> Goal: Reproduce all lines of the listing below in which the word "this" occurs.

______

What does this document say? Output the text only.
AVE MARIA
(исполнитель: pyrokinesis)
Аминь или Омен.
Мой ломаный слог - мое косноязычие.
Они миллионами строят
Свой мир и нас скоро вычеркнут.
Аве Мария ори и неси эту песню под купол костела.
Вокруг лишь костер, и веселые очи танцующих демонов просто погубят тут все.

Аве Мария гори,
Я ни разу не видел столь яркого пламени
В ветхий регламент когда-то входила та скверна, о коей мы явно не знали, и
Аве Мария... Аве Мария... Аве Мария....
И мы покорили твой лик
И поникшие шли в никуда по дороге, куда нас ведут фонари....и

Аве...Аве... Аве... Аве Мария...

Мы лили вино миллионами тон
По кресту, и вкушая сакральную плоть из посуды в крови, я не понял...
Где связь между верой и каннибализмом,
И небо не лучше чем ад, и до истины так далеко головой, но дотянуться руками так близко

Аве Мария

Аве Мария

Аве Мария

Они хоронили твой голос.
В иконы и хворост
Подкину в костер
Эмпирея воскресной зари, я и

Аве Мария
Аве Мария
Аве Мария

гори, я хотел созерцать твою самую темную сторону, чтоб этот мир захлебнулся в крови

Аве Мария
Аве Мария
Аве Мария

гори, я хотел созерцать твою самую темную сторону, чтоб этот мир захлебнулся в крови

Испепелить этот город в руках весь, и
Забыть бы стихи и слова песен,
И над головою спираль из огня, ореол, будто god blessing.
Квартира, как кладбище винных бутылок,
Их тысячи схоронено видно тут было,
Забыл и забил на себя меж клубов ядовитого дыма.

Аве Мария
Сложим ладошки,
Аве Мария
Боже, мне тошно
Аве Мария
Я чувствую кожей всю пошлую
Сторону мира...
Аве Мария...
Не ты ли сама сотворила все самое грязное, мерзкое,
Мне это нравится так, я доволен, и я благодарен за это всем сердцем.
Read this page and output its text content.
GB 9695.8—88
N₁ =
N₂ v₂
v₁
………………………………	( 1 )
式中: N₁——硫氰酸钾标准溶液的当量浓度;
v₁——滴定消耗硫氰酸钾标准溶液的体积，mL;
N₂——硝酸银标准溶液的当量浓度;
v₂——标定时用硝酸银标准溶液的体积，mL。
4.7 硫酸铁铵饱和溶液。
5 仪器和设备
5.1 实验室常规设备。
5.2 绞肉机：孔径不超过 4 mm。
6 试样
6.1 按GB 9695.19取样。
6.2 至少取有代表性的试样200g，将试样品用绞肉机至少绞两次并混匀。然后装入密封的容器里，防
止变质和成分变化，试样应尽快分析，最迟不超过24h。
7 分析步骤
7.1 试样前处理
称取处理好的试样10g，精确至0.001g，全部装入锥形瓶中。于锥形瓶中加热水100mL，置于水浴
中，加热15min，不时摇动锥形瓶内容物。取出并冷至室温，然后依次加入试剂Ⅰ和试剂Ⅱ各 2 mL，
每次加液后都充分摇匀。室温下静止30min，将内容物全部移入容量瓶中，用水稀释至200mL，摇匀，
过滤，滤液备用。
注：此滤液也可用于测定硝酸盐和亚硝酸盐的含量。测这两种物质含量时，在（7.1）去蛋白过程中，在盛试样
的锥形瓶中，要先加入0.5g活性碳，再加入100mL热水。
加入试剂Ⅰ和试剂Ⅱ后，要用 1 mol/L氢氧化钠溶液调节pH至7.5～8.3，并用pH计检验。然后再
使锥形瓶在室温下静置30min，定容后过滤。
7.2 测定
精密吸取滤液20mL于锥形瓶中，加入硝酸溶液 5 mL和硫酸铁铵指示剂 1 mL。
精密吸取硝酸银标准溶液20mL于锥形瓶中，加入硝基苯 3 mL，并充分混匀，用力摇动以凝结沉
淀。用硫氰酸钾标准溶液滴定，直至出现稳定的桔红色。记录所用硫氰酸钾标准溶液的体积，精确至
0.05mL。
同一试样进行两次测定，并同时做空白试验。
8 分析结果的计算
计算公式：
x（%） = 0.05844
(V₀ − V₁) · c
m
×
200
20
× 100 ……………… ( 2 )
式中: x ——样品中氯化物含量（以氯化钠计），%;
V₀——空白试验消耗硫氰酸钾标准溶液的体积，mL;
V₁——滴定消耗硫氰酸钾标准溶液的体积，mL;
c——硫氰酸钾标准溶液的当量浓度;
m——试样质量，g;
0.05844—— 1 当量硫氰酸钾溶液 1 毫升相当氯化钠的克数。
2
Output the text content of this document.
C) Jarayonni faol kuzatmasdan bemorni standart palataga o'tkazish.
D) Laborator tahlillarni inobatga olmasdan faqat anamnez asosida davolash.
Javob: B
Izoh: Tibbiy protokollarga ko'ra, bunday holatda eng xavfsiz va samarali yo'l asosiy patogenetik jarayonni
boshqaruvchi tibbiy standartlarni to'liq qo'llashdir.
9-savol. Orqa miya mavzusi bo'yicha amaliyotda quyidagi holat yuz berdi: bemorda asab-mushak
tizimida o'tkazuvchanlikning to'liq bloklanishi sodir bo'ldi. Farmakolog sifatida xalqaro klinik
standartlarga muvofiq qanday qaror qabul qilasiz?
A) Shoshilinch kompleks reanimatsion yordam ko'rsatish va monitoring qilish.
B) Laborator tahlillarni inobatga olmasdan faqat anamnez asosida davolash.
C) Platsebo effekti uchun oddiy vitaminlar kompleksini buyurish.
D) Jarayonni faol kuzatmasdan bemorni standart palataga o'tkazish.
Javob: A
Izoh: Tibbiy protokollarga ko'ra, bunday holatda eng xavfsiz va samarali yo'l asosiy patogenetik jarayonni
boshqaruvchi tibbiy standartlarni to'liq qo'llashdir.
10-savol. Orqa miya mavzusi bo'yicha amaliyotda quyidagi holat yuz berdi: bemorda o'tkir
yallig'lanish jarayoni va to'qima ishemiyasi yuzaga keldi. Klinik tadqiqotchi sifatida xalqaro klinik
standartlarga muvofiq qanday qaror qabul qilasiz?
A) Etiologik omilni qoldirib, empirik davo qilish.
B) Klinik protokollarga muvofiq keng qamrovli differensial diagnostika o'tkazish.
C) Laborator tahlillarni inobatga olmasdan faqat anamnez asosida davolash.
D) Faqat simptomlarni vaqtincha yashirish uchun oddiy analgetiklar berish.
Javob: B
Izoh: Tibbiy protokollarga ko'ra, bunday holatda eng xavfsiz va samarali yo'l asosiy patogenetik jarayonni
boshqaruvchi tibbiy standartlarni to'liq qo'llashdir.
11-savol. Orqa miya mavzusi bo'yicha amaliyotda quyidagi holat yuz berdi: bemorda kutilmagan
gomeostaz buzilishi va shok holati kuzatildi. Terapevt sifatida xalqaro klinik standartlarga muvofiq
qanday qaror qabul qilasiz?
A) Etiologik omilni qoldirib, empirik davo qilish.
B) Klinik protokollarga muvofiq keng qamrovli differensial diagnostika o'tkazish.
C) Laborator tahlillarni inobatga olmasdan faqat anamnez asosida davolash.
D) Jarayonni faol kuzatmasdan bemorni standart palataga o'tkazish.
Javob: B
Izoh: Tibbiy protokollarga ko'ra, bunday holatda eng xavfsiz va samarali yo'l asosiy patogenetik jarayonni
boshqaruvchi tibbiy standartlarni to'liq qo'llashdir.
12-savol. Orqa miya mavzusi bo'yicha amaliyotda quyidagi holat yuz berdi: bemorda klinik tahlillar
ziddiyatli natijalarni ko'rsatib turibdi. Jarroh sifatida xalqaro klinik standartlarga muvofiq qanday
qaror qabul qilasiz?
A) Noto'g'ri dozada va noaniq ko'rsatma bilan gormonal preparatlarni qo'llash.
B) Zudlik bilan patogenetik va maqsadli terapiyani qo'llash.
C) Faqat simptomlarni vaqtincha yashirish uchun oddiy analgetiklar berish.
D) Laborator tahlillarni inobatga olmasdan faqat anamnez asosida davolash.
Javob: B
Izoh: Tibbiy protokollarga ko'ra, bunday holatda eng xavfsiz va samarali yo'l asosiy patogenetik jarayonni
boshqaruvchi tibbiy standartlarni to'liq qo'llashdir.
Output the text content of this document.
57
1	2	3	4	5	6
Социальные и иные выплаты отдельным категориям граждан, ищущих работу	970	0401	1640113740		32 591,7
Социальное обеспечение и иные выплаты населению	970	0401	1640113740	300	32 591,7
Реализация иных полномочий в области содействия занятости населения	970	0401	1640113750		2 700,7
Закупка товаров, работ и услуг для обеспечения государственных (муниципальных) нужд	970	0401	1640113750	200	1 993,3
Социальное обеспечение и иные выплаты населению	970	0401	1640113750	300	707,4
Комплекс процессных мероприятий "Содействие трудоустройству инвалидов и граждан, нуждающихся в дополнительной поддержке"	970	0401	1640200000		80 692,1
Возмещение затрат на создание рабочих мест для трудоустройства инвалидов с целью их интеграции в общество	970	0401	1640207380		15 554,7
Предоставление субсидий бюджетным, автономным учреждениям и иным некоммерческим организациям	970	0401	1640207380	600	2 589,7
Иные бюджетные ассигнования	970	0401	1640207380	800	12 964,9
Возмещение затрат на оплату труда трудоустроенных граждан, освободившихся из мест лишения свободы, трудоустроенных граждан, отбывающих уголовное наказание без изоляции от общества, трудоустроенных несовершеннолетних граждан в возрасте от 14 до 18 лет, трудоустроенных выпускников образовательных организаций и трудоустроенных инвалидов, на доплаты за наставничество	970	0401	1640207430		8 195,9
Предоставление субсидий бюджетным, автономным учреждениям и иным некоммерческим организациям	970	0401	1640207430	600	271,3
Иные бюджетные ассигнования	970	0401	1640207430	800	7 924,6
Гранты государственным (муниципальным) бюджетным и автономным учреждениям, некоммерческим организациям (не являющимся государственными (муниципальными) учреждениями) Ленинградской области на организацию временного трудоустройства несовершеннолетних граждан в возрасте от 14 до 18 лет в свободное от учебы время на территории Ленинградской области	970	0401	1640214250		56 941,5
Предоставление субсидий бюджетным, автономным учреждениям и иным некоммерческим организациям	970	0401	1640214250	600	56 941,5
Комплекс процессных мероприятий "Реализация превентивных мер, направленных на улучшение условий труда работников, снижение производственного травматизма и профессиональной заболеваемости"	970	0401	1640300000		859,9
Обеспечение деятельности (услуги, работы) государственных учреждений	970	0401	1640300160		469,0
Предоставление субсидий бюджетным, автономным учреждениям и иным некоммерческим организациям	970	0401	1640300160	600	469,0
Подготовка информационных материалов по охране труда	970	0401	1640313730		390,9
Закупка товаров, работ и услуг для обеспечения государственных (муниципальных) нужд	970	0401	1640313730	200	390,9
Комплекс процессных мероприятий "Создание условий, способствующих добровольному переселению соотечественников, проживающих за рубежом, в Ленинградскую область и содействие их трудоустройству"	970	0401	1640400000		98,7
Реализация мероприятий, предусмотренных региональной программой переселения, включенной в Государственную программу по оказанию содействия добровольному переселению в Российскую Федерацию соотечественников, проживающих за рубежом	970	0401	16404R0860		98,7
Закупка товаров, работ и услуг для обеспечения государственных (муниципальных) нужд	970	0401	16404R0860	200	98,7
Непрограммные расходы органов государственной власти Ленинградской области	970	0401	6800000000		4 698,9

______

> Answer in full:
What does this document say? Output the text only.
Read this page and output its text content.
Output the text content of this document.
Output the text content of this document.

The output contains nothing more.